Records for this exercise:
-- begin --

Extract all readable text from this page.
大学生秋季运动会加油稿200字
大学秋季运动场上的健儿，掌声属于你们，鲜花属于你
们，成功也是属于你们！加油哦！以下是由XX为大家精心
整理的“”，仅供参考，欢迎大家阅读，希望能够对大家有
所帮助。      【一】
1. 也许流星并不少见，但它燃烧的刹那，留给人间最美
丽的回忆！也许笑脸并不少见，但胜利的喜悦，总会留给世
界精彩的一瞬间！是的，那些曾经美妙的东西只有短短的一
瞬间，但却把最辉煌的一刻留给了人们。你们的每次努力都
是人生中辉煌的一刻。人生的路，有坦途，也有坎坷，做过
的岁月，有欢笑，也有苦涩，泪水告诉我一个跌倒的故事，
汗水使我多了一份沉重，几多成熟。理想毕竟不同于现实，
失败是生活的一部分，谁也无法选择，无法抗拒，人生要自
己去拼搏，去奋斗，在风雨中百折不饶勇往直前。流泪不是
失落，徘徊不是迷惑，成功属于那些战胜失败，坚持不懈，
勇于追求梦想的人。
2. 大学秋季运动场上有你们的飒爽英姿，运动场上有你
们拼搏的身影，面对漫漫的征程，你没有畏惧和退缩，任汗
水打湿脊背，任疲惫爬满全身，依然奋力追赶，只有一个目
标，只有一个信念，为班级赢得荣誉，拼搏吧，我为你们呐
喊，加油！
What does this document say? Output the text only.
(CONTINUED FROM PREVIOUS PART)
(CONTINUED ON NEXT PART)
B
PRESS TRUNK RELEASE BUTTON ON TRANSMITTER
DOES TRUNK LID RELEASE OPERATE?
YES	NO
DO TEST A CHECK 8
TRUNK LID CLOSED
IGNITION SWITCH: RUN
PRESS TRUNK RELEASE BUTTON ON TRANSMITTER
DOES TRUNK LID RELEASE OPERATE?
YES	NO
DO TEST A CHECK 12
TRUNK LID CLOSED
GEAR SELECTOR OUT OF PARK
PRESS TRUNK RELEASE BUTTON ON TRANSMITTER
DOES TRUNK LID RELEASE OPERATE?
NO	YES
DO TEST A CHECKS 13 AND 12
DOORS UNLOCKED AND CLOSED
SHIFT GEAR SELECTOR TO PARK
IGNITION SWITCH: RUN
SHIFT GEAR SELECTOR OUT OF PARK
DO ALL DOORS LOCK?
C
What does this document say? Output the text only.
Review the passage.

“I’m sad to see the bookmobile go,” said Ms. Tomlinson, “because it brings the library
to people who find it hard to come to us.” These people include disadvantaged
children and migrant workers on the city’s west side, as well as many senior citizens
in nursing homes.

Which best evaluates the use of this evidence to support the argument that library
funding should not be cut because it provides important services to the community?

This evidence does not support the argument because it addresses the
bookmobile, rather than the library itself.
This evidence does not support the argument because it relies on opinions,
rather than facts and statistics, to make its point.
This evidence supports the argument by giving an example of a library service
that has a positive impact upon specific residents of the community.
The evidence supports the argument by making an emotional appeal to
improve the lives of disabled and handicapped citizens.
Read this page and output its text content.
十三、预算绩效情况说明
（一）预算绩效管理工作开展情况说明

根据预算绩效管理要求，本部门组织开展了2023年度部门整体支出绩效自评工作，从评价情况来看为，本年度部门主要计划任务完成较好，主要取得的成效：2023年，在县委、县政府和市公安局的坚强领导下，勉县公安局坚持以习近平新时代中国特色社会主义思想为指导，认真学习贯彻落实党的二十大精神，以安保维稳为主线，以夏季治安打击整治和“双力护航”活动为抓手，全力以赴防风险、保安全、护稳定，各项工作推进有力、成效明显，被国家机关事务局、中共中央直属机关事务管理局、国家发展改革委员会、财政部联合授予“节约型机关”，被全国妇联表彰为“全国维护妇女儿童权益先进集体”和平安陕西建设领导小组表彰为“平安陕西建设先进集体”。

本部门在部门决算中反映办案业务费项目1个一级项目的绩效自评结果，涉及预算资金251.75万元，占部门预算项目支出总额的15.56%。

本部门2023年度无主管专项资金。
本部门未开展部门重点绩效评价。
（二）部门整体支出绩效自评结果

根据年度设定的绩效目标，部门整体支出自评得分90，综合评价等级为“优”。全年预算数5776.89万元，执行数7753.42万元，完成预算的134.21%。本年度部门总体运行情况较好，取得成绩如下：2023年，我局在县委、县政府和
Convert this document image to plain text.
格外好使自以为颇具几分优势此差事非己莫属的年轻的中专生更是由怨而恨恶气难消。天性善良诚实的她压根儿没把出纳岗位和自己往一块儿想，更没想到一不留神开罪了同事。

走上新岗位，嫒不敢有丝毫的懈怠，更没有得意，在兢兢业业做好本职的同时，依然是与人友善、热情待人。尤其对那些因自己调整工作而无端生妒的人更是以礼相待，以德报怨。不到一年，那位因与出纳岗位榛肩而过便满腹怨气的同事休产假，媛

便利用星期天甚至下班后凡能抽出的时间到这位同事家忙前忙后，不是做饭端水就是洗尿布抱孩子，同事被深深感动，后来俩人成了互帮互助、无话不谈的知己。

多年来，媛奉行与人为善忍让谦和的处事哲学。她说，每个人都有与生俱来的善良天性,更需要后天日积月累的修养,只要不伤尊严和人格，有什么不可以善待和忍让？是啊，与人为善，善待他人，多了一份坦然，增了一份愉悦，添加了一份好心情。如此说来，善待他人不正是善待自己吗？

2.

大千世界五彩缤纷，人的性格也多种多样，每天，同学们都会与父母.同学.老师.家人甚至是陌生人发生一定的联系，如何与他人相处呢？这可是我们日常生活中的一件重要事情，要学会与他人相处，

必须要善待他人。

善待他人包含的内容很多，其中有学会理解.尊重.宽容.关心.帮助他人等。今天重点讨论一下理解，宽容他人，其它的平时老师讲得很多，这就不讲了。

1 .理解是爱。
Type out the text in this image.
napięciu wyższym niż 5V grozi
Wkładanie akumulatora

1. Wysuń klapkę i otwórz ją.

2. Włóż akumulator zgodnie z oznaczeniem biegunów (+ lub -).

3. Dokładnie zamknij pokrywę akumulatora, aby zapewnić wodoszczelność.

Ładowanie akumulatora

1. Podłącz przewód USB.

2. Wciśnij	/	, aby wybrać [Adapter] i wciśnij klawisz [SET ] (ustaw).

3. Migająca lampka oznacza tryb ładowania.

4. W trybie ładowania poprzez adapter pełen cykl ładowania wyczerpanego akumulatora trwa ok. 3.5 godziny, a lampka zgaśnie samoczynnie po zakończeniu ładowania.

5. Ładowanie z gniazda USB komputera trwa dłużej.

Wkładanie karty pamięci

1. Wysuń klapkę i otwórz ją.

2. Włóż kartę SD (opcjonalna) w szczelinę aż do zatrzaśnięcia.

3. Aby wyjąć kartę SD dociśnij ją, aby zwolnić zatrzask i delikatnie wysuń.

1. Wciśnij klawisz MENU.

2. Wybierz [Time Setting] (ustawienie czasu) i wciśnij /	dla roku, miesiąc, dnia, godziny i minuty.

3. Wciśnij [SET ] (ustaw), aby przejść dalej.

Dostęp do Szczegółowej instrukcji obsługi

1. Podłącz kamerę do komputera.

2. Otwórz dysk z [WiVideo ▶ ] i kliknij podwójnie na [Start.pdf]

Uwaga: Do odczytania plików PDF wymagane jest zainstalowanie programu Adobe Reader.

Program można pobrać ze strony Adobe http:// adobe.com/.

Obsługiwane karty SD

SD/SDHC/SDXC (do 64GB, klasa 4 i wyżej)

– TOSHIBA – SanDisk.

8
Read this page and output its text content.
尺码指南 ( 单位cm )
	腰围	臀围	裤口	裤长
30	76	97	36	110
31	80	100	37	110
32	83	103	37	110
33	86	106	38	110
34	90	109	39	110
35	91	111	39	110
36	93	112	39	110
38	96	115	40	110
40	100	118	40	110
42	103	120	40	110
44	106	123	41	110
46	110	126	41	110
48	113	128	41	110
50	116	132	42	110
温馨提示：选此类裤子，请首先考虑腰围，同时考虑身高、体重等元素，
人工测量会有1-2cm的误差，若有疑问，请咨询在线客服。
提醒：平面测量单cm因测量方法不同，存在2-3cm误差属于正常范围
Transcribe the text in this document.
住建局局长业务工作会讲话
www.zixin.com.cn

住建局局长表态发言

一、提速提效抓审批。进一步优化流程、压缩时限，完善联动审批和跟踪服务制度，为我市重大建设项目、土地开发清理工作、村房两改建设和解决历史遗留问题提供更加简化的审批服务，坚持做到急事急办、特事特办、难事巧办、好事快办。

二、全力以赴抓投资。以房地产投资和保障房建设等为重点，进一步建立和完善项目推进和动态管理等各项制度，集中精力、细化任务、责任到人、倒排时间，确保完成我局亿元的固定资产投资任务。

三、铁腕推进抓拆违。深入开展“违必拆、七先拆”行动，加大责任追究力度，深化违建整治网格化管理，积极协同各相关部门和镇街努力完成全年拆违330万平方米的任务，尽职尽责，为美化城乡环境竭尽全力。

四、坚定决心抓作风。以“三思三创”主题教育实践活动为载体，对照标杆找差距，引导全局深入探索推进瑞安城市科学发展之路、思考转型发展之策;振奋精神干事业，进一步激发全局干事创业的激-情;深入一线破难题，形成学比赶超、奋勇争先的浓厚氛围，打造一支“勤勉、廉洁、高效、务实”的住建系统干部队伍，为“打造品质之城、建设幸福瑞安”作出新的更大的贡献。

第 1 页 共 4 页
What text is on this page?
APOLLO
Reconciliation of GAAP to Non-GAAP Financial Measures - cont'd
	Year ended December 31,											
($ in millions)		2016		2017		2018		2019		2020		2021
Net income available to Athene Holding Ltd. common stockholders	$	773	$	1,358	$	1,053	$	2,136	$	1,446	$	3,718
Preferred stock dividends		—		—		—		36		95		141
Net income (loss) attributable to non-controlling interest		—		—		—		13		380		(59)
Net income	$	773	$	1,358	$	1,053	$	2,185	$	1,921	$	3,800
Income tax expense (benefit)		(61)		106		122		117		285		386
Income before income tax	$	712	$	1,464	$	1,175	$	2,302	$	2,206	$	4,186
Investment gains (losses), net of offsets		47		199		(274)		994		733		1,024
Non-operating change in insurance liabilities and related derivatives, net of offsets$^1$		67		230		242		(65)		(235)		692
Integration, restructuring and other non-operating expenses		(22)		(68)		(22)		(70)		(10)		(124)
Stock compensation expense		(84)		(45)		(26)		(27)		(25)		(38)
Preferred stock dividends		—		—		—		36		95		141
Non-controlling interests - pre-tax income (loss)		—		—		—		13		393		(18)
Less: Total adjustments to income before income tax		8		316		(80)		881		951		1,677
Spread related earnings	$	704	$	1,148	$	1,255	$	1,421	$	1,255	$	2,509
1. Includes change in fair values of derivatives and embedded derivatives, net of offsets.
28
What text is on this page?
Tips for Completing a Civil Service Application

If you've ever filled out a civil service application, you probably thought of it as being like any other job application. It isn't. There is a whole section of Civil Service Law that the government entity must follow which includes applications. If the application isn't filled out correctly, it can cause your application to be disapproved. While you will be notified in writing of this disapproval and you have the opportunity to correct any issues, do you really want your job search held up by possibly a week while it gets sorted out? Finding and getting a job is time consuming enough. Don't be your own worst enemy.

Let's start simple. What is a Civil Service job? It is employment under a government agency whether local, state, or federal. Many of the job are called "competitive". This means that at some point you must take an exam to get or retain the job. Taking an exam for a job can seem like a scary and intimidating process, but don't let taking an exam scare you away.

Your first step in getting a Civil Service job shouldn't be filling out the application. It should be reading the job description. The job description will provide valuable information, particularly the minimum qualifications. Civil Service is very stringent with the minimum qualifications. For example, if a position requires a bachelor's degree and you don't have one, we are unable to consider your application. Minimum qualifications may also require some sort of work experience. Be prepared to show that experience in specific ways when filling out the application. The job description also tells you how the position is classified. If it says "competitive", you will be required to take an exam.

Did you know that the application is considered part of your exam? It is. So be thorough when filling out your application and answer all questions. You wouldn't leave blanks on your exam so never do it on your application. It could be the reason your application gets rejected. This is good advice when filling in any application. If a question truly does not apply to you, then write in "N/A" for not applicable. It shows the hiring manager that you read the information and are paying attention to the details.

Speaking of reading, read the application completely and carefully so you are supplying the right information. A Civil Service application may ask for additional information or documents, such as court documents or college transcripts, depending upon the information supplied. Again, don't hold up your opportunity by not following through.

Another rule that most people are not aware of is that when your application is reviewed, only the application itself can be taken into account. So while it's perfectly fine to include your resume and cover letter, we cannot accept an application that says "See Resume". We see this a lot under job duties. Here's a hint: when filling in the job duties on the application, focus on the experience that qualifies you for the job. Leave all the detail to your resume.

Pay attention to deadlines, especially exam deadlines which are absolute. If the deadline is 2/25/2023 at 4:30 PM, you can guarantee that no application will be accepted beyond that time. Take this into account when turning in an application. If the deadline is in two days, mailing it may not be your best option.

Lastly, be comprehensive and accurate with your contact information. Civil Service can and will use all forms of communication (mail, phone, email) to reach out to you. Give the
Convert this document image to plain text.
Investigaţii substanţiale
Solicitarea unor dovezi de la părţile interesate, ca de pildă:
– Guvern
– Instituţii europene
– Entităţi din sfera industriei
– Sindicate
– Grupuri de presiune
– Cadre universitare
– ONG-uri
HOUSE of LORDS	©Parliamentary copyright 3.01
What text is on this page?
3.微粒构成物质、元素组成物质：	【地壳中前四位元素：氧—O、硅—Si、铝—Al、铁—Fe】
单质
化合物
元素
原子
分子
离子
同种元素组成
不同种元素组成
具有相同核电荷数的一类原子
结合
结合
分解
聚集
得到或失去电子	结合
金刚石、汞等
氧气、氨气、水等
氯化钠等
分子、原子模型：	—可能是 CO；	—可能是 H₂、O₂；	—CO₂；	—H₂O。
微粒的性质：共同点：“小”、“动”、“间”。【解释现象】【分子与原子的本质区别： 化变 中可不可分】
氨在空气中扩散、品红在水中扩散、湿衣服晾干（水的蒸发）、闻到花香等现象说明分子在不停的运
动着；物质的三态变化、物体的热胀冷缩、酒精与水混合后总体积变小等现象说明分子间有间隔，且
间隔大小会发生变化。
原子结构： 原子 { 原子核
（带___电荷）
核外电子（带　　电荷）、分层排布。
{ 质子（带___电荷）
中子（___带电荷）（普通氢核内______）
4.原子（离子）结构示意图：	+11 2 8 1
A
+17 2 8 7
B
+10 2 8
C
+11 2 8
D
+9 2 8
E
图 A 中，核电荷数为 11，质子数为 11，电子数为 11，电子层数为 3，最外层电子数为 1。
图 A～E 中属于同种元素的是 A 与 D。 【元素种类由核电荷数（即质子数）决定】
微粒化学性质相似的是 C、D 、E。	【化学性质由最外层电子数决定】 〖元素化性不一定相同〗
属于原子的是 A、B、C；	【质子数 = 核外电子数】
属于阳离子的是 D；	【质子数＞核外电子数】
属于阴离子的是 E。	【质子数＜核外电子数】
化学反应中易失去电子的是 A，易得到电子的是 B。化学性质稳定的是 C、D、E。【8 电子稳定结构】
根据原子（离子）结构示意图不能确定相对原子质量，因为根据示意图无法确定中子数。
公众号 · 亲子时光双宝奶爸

-- end --

Exercise requirements:
Write out every line from the entries where "核外电子数" appears.

Exercise result:
属于原子的是 A、B、C；	【质子数 = 核外电子数】
属于阳离子的是 D；	【质子数＞核外电子数】
属于阴离子的是 E。	【质子数＜核外电子数】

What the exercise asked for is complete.